PROBLEMS:
A. Name the islands that the sailing log from Mangrove Bight to St Helene places at the east end of Roatan.
B. Write the next part of the sailing log about the passage from Mangrove Bight to St Helene, picking up after its final sentence.

TEXT PROVIDED:
_____

Sunday 23 February 2020

St Helene Bay Islands Honduras

We left Mangrove Bight at 1045hrs on Thursday 20 February under sunny skies and with a forecast of a nice sailing wind.  We were sad to leave Guanaja and could happily have stayed much longer but we wanted to explore some of the other islands too.
Leaving Mangrove Bight


The high, bright sun, coupled with our entry snail-trail on the chart plotter, made leaving through the reef easy……
The east end of Roatan, including the islands of St Helene, Morat and Isla de Barbareta 

…… and as soon as we were clear we hoisted full sail and gently moseyed downwind towards St Helene, one of the islands at the eastern end of Roatan.
Dolphins!  The first we have seen for ages


It was a lovely sail, made even better by being joined for a short period by a large pod of dolphins – the first we have seen in a long time.
Outer approaches to the anchorage off St Helene

We arrived off the outer approached to St Helene at about 1500 and, with a chart plotter chart looking much like Christopher Columbus’s of the place when he arrived (it doesn’t say ‘Here be dragons’ but we feel it should!) we made a cautious approach.  Happily the water was very clear and the sun (as we had planned) was still high so we were in more danger of being spooked by coral heads we could see 9m below us than of actually hitting something – but that’s always a good situation to be in!
Final approach to the anchorage to St Helene.  We use Navionics charts on our chart plotter
 but whilst they were very accurate in Cuba and the Bahamas they aren’t here in the
Honduran Bay Islands (and, yes, I do update them frequently).  In fact, they had so little
detail on them that the stack rocks in these picture do not show up on the charts at all.

_____

DATA PROVIDED:
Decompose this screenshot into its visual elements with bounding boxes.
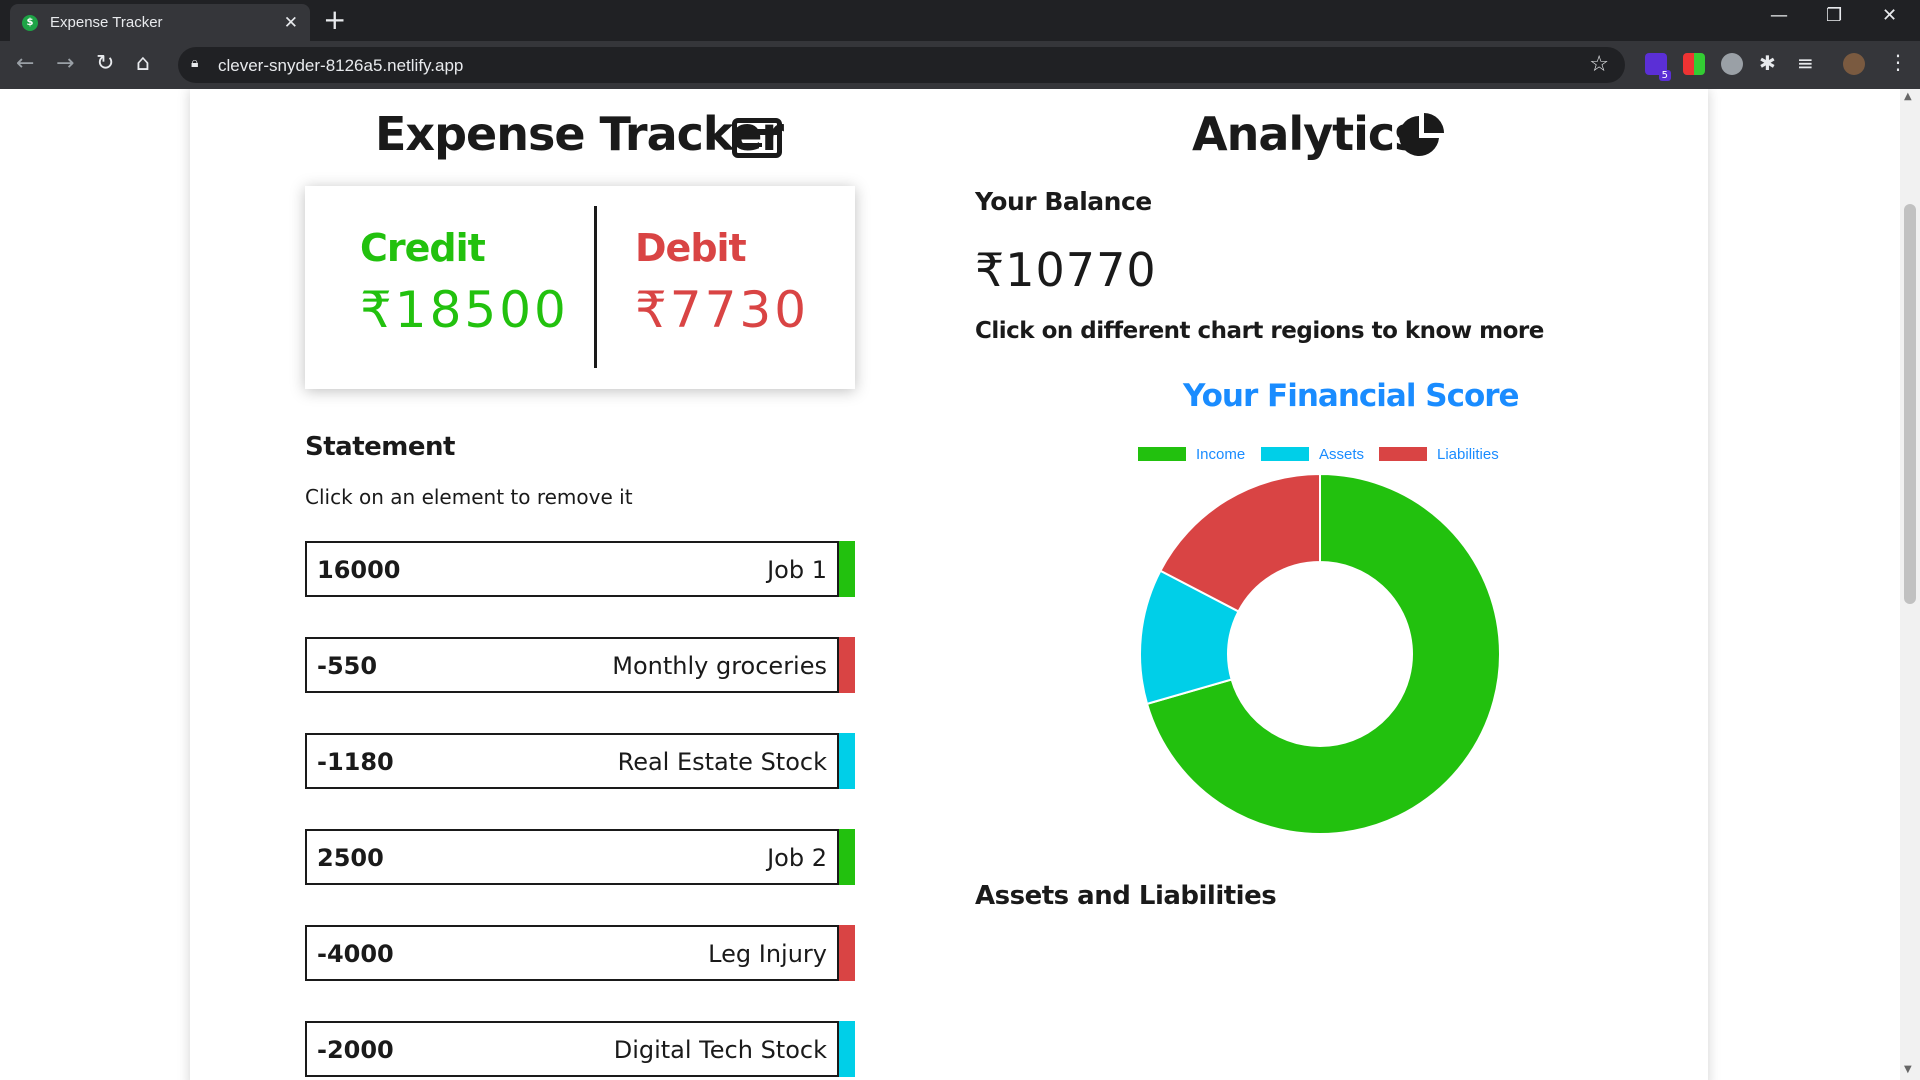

_____

RESPONSES IN ORDER:
A. St Helene, Morat and Isla de Barbareta

B.
Eyeball navigation is king ….. and the key to eyeball navigation is good light
Oddon in his leaky canoe
As we arrived, very slowly, in the anchorage we were welcomed by Oddon, a local Rastafarian who had been fishing in his very leaky canoe as we arrived and who had waved us in quite impatiently.  Clearly we should have been driving in far faster!
The main village on St Helene, next to the anchorage
















Oddon wanted to sell us seafood, fruit and crocheted items that his niece produces.  We refused everything at that point, explaining that we had enough food aboard but we did give him a jar of peanut butter that he requested for his niece.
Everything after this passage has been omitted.